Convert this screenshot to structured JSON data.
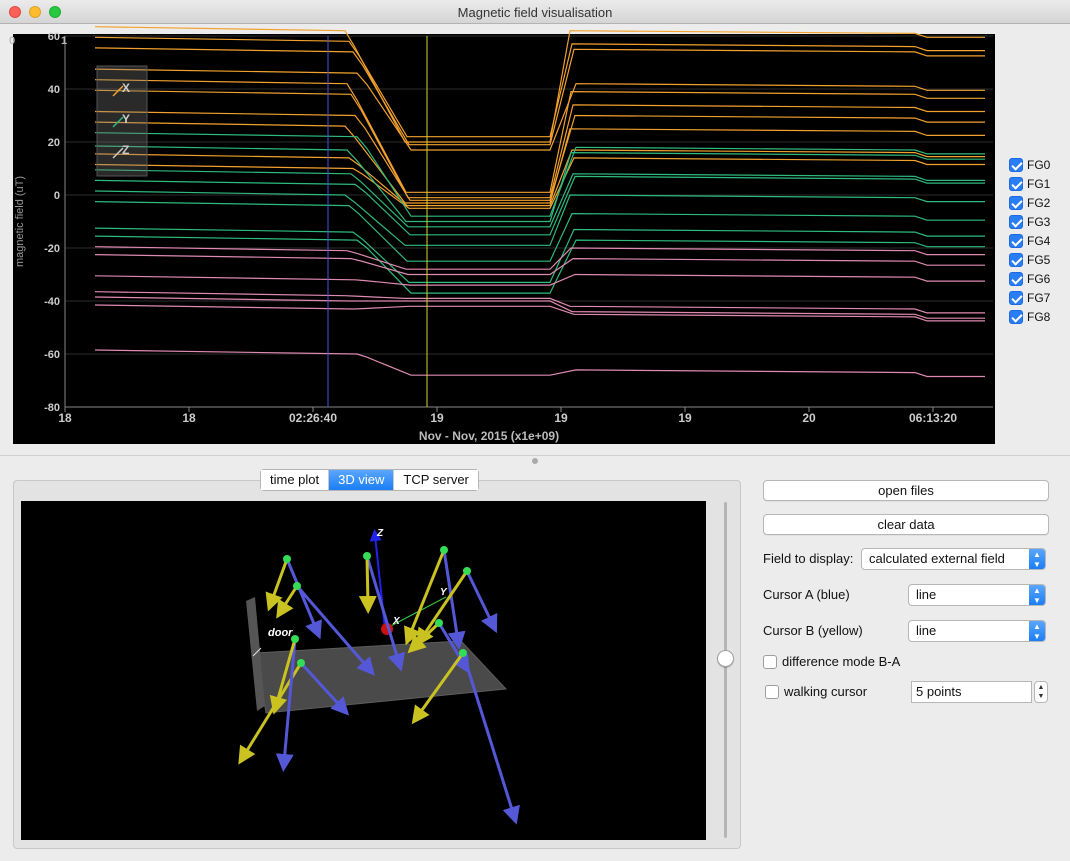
{
  "window": {
    "title": "Magnetic field visualisation"
  },
  "chart_data": {
    "type": "line",
    "title": "",
    "ylabel": "magnetic field (uT)",
    "xlabel": "Nov - Nov, 2015 (x1e+09)",
    "ylim": [
      -80,
      60
    ],
    "yticks": [
      "60",
      "40",
      "20",
      "0",
      "-20",
      "-40",
      "-60",
      "-80"
    ],
    "xticks": [
      "18",
      "18",
      "02:26:40",
      "19",
      "19",
      "19",
      "20",
      "06:13:20"
    ],
    "corner_labels": [
      "0",
      "1"
    ],
    "axis_legend": [
      "X",
      "Y",
      "Z"
    ],
    "series_colors": {
      "X": "#f2a12e",
      "Y": "#2fba7e",
      "Z": "#e08ab2"
    },
    "cursor_a_color": "#4a55d8",
    "cursor_b_color": "#d9d22a",
    "series": [
      {
        "axis": "X",
        "levels": [
          62,
          20,
          61
        ]
      },
      {
        "axis": "X",
        "levels": [
          58,
          22,
          56
        ]
      },
      {
        "axis": "X",
        "levels": [
          54,
          19,
          54
        ]
      },
      {
        "axis": "X",
        "levels": [
          46,
          17,
          41
        ]
      },
      {
        "axis": "X",
        "levels": [
          42,
          1,
          38
        ]
      },
      {
        "axis": "X",
        "levels": [
          38,
          -1,
          33
        ]
      },
      {
        "axis": "X",
        "levels": [
          30,
          -2,
          29
        ]
      },
      {
        "axis": "X",
        "levels": [
          26,
          -3,
          24
        ]
      },
      {
        "axis": "X",
        "levels": [
          14,
          -4,
          16
        ]
      },
      {
        "axis": "X",
        "levels": [
          10,
          -5,
          13
        ]
      },
      {
        "axis": "Y",
        "levels": [
          22,
          -8,
          17
        ]
      },
      {
        "axis": "Y",
        "levels": [
          17,
          -10,
          15
        ]
      },
      {
        "axis": "Y",
        "levels": [
          8,
          -12,
          7
        ]
      },
      {
        "axis": "Y",
        "levels": [
          4,
          -15,
          6
        ]
      },
      {
        "axis": "Y",
        "levels": [
          0,
          -19,
          -1
        ]
      },
      {
        "axis": "Y",
        "levels": [
          -4,
          -25,
          -8
        ]
      },
      {
        "axis": "Y",
        "levels": [
          -14,
          -33,
          -14
        ]
      },
      {
        "axis": "Y",
        "levels": [
          -17,
          -37,
          -18
        ]
      },
      {
        "axis": "Z",
        "levels": [
          -21,
          -28,
          -21
        ]
      },
      {
        "axis": "Z",
        "levels": [
          -24,
          -30,
          -25
        ]
      },
      {
        "axis": "Z",
        "levels": [
          -32,
          -34,
          -31
        ]
      },
      {
        "axis": "Z",
        "levels": [
          -38,
          -39,
          -43
        ]
      },
      {
        "axis": "Z",
        "levels": [
          -40,
          -40,
          -45
        ]
      },
      {
        "axis": "Z",
        "levels": [
          -43,
          -42,
          -46
        ]
      },
      {
        "axis": "Z",
        "levels": [
          -60,
          -68,
          -67
        ]
      }
    ]
  },
  "legend": {
    "items": [
      "FG0",
      "FG1",
      "FG2",
      "FG3",
      "FG4",
      "FG5",
      "FG6",
      "FG7",
      "FG8"
    ]
  },
  "tabs": [
    {
      "label": "time plot",
      "active": false
    },
    {
      "label": "3D view",
      "active": true
    },
    {
      "label": "TCP server",
      "active": false
    }
  ],
  "view3d": {
    "axis_labels": {
      "x": "X",
      "y": "Y",
      "z": "Z"
    },
    "door_label": "door",
    "colors": {
      "blue_arrow": "#5558d6",
      "yellow_arrow": "#c9c220",
      "sensor": "#33dd55"
    }
  },
  "controls": {
    "open_files": "open files",
    "clear_data": "clear data",
    "field_to_display_label": "Field to display:",
    "field_to_display_value": "calculated external field",
    "cursor_a_label": "Cursor A (blue)",
    "cursor_a_value": "line",
    "cursor_b_label": "Cursor B (yellow)",
    "cursor_b_value": "line",
    "difference_mode_label": "difference mode B-A",
    "walking_cursor_label": "walking cursor",
    "walking_points_value": "5 points"
  }
}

→ **What needs to be done**
Retype the listing exactly. Pictures do not belong in the copy.

→ **Exercise solution**
Convert this screenshot to structured JSON data.
{
  "window": {
    "title": "Magnetic field visualisation"
  },
  "chart_data": {
    "type": "line",
    "title": "",
    "ylabel": "magnetic field (uT)",
    "xlabel": "Nov - Nov, 2015 (x1e+09)",
    "ylim": [
      -80,
      60
    ],
    "yticks": [
      "60",
      "40",
      "20",
      "0",
      "-20",
      "-40",
      "-60",
      "-80"
    ],
    "xticks": [
      "18",
      "18",
      "02:26:40",
      "19",
      "19",
      "19",
      "20",
      "06:13:20"
    ],
    "corner_labels": [
      "0",
      "1"
    ],
    "axis_legend": [
      "X",
      "Y",
      "Z"
    ],
    "series_colors": {
      "X": "#f2a12e",
      "Y": "#2fba7e",
      "Z": "#e08ab2"
    },
    "cursor_a_color": "#4a55d8",
    "cursor_b_color": "#d9d22a",
    "series": [
      {
        "axis": "X",
        "levels": [
          62,
          20,
          61
        ]
      },
      {
        "axis": "X",
        "levels": [
          58,
          22,
          56
        ]
      },
      {
        "axis": "X",
        "levels": [
          54,
          19,
          54
        ]
      },
      {
        "axis": "X",
        "levels": [
          46,
          17,
          41
        ]
      },
      {
        "axis": "X",
        "levels": [
          42,
          1,
          38
        ]
      },
      {
        "axis": "X",
        "levels": [
          38,
          -1,
          33
        ]
      },
      {
        "axis": "X",
        "levels": [
          30,
          -2,
          29
        ]
      },
      {
        "axis": "X",
        "levels": [
          26,
          -3,
          24
        ]
      },
      {
        "axis": "X",
        "levels": [
          14,
          -4,
          16
        ]
      },
      {
        "axis": "X",
        "levels": [
          10,
          -5,
          13
        ]
      },
      {
        "axis": "Y",
        "levels": [
          22,
          -8,
          17
        ]
      },
      {
        "axis": "Y",
        "levels": [
          17,
          -10,
          15
        ]
      },
      {
        "axis": "Y",
        "levels": [
          8,
          -12,
          7
        ]
      },
      {
        "axis": "Y",
        "levels": [
          4,
          -15,
          6
        ]
      },
      {
        "axis": "Y",
        "levels": [
          0,
          -19,
          -1
        ]
      },
      {
        "axis": "Y",
        "levels": [
          -4,
          -25,
          -8
        ]
      },
      {
        "axis": "Y",
        "levels": [
          -14,
          -33,
          -14
        ]
      },
      {
        "axis": "Y",
        "levels": [
          -17,
          -37,
          -18
        ]
      },
      {
        "axis": "Z",
        "levels": [
          -21,
          -28,
          -21
        ]
      },
      {
        "axis": "Z",
        "levels": [
          -24,
          -30,
          -25
        ]
      },
      {
        "axis": "Z",
        "levels": [
          -32,
          -34,
          -31
        ]
      },
      {
        "axis": "Z",
        "levels": [
          -38,
          -39,
          -43
        ]
      },
      {
        "axis": "Z",
        "levels": [
          -40,
          -40,
          -45
        ]
      },
      {
        "axis": "Z",
        "levels": [
          -43,
          -42,
          -46
        ]
      },
      {
        "axis": "Z",
        "levels": [
          -60,
          -68,
          -67
        ]
      }
    ]
  },
  "legend": {
    "items": [
      "FG0",
      "FG1",
      "FG2",
      "FG3",
      "FG4",
      "FG5",
      "FG6",
      "FG7",
      "FG8"
    ]
  },
  "tabs": [
    {
      "label": "time plot",
      "active": false
    },
    {
      "label": "3D view",
      "active": true
    },
    {
      "label": "TCP server",
      "active": false
    }
  ],
  "view3d": {
    "axis_labels": {
      "x": "X",
      "y": "Y",
      "z": "Z"
    },
    "door_label": "door",
    "colors": {
      "blue_arrow": "#5558d6",
      "yellow_arrow": "#c9c220",
      "sensor": "#33dd55"
    }
  },
  "controls": {
    "open_files": "open files",
    "clear_data": "clear data",
    "field_to_display_label": "Field to display:",
    "field_to_display_value": "calculated external field",
    "cursor_a_label": "Cursor A (blue)",
    "cursor_a_value": "line",
    "cursor_b_label": "Cursor B (yellow)",
    "cursor_b_value": "line",
    "difference_mode_label": "difference mode B-A",
    "walking_cursor_label": "walking cursor",
    "walking_points_value": "5 points"
  }
}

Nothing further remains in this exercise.